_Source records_

================

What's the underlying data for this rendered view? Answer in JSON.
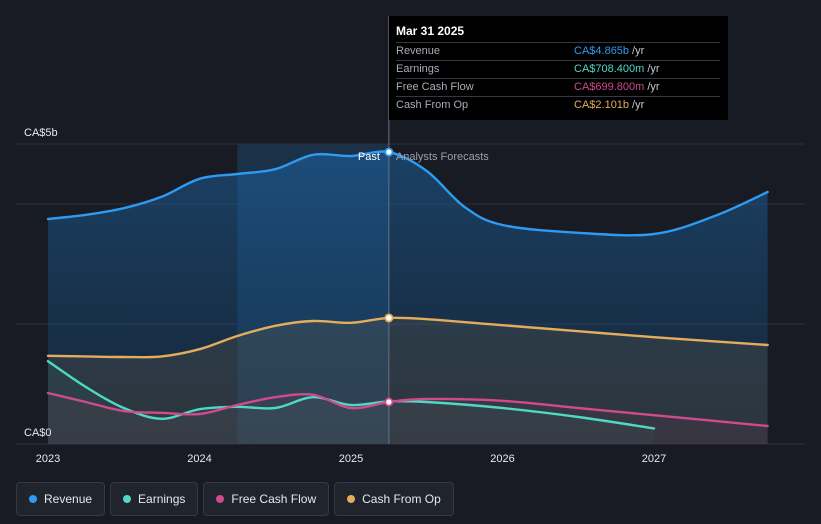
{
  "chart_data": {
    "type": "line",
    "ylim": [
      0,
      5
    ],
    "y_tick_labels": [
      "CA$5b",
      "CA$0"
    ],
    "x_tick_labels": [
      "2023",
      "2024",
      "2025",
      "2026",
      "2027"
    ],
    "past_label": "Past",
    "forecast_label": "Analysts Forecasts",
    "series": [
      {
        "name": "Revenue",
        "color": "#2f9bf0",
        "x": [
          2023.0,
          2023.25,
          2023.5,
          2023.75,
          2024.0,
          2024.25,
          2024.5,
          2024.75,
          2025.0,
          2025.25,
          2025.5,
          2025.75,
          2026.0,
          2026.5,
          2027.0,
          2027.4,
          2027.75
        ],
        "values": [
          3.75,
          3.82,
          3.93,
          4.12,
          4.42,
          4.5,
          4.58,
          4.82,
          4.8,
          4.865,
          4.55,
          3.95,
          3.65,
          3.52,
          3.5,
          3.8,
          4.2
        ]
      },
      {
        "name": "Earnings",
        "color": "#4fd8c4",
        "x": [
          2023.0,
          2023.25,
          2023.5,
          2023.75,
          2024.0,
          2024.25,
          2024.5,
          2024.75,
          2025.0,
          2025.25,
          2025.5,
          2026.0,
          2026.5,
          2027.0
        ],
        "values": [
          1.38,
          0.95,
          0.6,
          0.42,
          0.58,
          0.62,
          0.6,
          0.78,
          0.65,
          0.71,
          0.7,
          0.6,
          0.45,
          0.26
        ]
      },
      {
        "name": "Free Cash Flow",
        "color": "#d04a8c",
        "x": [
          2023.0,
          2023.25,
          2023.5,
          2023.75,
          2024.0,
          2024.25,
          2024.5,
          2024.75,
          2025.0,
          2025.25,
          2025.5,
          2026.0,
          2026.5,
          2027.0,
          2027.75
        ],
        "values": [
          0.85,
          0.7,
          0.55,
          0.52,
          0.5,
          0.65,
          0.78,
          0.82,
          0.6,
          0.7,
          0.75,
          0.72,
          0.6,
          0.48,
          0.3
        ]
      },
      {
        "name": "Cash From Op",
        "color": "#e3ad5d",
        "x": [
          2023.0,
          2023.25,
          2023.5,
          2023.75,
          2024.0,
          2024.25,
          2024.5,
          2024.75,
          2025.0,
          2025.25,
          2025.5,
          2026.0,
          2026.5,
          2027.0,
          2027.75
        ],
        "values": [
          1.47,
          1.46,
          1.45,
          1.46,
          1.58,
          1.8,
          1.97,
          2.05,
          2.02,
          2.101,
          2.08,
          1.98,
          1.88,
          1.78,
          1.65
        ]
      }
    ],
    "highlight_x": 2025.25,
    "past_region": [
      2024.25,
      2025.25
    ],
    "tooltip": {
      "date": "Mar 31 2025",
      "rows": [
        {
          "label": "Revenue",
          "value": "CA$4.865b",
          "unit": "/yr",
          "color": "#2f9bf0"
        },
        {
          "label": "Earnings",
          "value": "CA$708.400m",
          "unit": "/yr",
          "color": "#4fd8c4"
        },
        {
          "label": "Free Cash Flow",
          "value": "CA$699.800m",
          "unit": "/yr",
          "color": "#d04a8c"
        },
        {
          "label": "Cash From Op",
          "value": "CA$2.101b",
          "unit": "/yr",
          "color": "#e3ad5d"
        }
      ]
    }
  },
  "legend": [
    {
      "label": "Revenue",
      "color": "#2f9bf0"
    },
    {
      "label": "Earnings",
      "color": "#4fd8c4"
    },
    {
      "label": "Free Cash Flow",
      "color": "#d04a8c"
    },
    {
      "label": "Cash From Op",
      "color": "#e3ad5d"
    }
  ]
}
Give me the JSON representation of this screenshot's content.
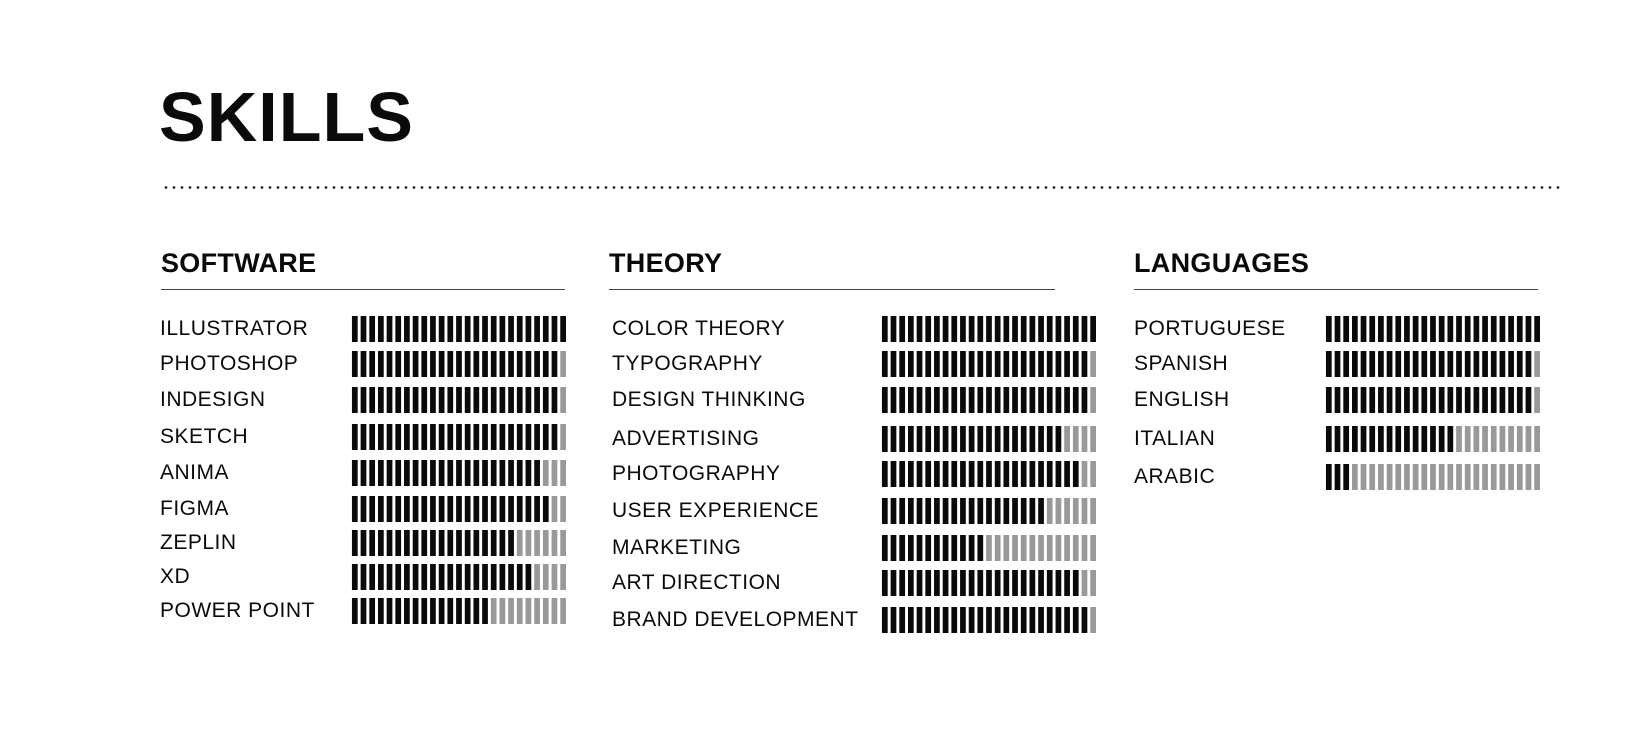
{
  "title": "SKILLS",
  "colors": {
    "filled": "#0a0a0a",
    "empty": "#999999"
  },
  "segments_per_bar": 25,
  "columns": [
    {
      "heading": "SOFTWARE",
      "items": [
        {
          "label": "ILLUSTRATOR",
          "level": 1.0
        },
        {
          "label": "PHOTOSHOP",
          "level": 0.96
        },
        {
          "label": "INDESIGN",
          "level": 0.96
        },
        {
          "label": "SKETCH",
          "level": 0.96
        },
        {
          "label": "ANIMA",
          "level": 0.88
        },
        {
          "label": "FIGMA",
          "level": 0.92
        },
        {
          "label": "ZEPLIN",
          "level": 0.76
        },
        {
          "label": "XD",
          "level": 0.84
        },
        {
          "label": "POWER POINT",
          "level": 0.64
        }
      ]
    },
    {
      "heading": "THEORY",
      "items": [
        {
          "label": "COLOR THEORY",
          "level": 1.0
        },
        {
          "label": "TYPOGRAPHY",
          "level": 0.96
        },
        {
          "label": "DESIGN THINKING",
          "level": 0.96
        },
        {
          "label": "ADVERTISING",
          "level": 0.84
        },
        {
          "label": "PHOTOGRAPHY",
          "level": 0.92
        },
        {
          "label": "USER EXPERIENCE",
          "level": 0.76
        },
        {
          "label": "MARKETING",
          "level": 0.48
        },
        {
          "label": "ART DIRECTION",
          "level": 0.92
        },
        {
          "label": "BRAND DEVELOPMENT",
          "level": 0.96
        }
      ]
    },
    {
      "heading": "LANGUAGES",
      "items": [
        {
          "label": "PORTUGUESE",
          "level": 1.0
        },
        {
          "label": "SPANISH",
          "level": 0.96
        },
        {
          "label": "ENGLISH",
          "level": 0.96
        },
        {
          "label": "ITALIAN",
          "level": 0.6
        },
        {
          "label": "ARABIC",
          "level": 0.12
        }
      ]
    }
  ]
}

================

_PROBLEM_
Take the listing above and print it exactly, apart from the pictures.

_RESULT OF THE EXERCISE_
What's the underlying data for this rendered view? Answer in JSON.
{
  "chart_data": {
    "type": "line",
    "ylim": [
      0,
      5
    ],
    "y_tick_labels": [
      "CA$5b",
      "CA$0"
    ],
    "x_tick_labels": [
      "2023",
      "2024",
      "2025",
      "2026",
      "2027"
    ],
    "past_label": "Past",
    "forecast_label": "Analysts Forecasts",
    "series": [
      {
        "name": "Revenue",
        "color": "#2f9bf0",
        "x": [
          2023.0,
          2023.25,
          2023.5,
          2023.75,
          2024.0,
          2024.25,
          2024.5,
          2024.75,
          2025.0,
          2025.25,
          2025.5,
          2025.75,
          2026.0,
          2026.5,
          2027.0,
          2027.4,
          2027.75
        ],
        "values": [
          3.75,
          3.82,
          3.93,
          4.12,
          4.42,
          4.5,
          4.58,
          4.82,
          4.8,
          4.865,
          4.55,
          3.95,
          3.65,
          3.52,
          3.5,
          3.8,
          4.2
        ]
      },
      {
        "name": "Earnings",
        "color": "#4fd8c4",
        "x": [
          2023.0,
          2023.25,
          2023.5,
          2023.75,
          2024.0,
          2024.25,
          2024.5,
          2024.75,
          2025.0,
          2025.25,
          2025.5,
          2026.0,
          2026.5,
          2027.0
        ],
        "values": [
          1.38,
          0.95,
          0.6,
          0.42,
          0.58,
          0.62,
          0.6,
          0.78,
          0.65,
          0.71,
          0.7,
          0.6,
          0.45,
          0.26
        ]
      },
      {
        "name": "Free Cash Flow",
        "color": "#d04a8c",
        "x": [
          2023.0,
          2023.25,
          2023.5,
          2023.75,
          2024.0,
          2024.25,
          2024.5,
          2024.75,
          2025.0,
          2025.25,
          2025.5,
          2026.0,
          2026.5,
          2027.0,
          2027.75
        ],
        "values": [
          0.85,
          0.7,
          0.55,
          0.52,
          0.5,
          0.65,
          0.78,
          0.82,
          0.6,
          0.7,
          0.75,
          0.72,
          0.6,
          0.48,
          0.3
        ]
      },
      {
        "name": "Cash From Op",
        "color": "#e3ad5d",
        "x": [
          2023.0,
          2023.25,
          2023.5,
          2023.75,
          2024.0,
          2024.25,
          2024.5,
          2024.75,
          2025.0,
          2025.25,
          2025.5,
          2026.0,
          2026.5,
          2027.0,
          2027.75
        ],
        "values": [
          1.47,
          1.46,
          1.45,
          1.46,
          1.58,
          1.8,
          1.97,
          2.05,
          2.02,
          2.101,
          2.08,
          1.98,
          1.88,
          1.78,
          1.65
        ]
      }
    ],
    "highlight_x": 2025.25,
    "past_region": [
      2024.25,
      2025.25
    ],
    "tooltip": {
      "date": "Mar 31 2025",
      "rows": [
        {
          "label": "Revenue",
          "value": "CA$4.865b",
          "unit": "/yr",
          "color": "#2f9bf0"
        },
        {
          "label": "Earnings",
          "value": "CA$708.400m",
          "unit": "/yr",
          "color": "#4fd8c4"
        },
        {
          "label": "Free Cash Flow",
          "value": "CA$699.800m",
          "unit": "/yr",
          "color": "#d04a8c"
        },
        {
          "label": "Cash From Op",
          "value": "CA$2.101b",
          "unit": "/yr",
          "color": "#e3ad5d"
        }
      ]
    }
  },
  "legend": [
    {
      "label": "Revenue",
      "color": "#2f9bf0"
    },
    {
      "label": "Earnings",
      "color": "#4fd8c4"
    },
    {
      "label": "Free Cash Flow",
      "color": "#d04a8c"
    },
    {
      "label": "Cash From Op",
      "color": "#e3ad5d"
    }
  ]
}
Give me the JSON representation of this screenshot's content.
{
  "title": "SKILLS",
  "colors": {
    "filled": "#0a0a0a",
    "empty": "#999999"
  },
  "segments_per_bar": 25,
  "columns": [
    {
      "heading": "SOFTWARE",
      "items": [
        {
          "label": "ILLUSTRATOR",
          "level": 1.0
        },
        {
          "label": "PHOTOSHOP",
          "level": 0.96
        },
        {
          "label": "INDESIGN",
          "level": 0.96
        },
        {
          "label": "SKETCH",
          "level": 0.96
        },
        {
          "label": "ANIMA",
          "level": 0.88
        },
        {
          "label": "FIGMA",
          "level": 0.92
        },
        {
          "label": "ZEPLIN",
          "level": 0.76
        },
        {
          "label": "XD",
          "level": 0.84
        },
        {
          "label": "POWER POINT",
          "level": 0.64
        }
      ]
    },
    {
      "heading": "THEORY",
      "items": [
        {
          "label": "COLOR THEORY",
          "level": 1.0
        },
        {
          "label": "TYPOGRAPHY",
          "level": 0.96
        },
        {
          "label": "DESIGN THINKING",
          "level": 0.96
        },
        {
          "label": "ADVERTISING",
          "level": 0.84
        },
        {
          "label": "PHOTOGRAPHY",
          "level": 0.92
        },
        {
          "label": "USER EXPERIENCE",
          "level": 0.76
        },
        {
          "label": "MARKETING",
          "level": 0.48
        },
        {
          "label": "ART DIRECTION",
          "level": 0.92
        },
        {
          "label": "BRAND DEVELOPMENT",
          "level": 0.96
        }
      ]
    },
    {
      "heading": "LANGUAGES",
      "items": [
        {
          "label": "PORTUGUESE",
          "level": 1.0
        },
        {
          "label": "SPANISH",
          "level": 0.96
        },
        {
          "label": "ENGLISH",
          "level": 0.96
        },
        {
          "label": "ITALIAN",
          "level": 0.6
        },
        {
          "label": "ARABIC",
          "level": 0.12
        }
      ]
    }
  ]
}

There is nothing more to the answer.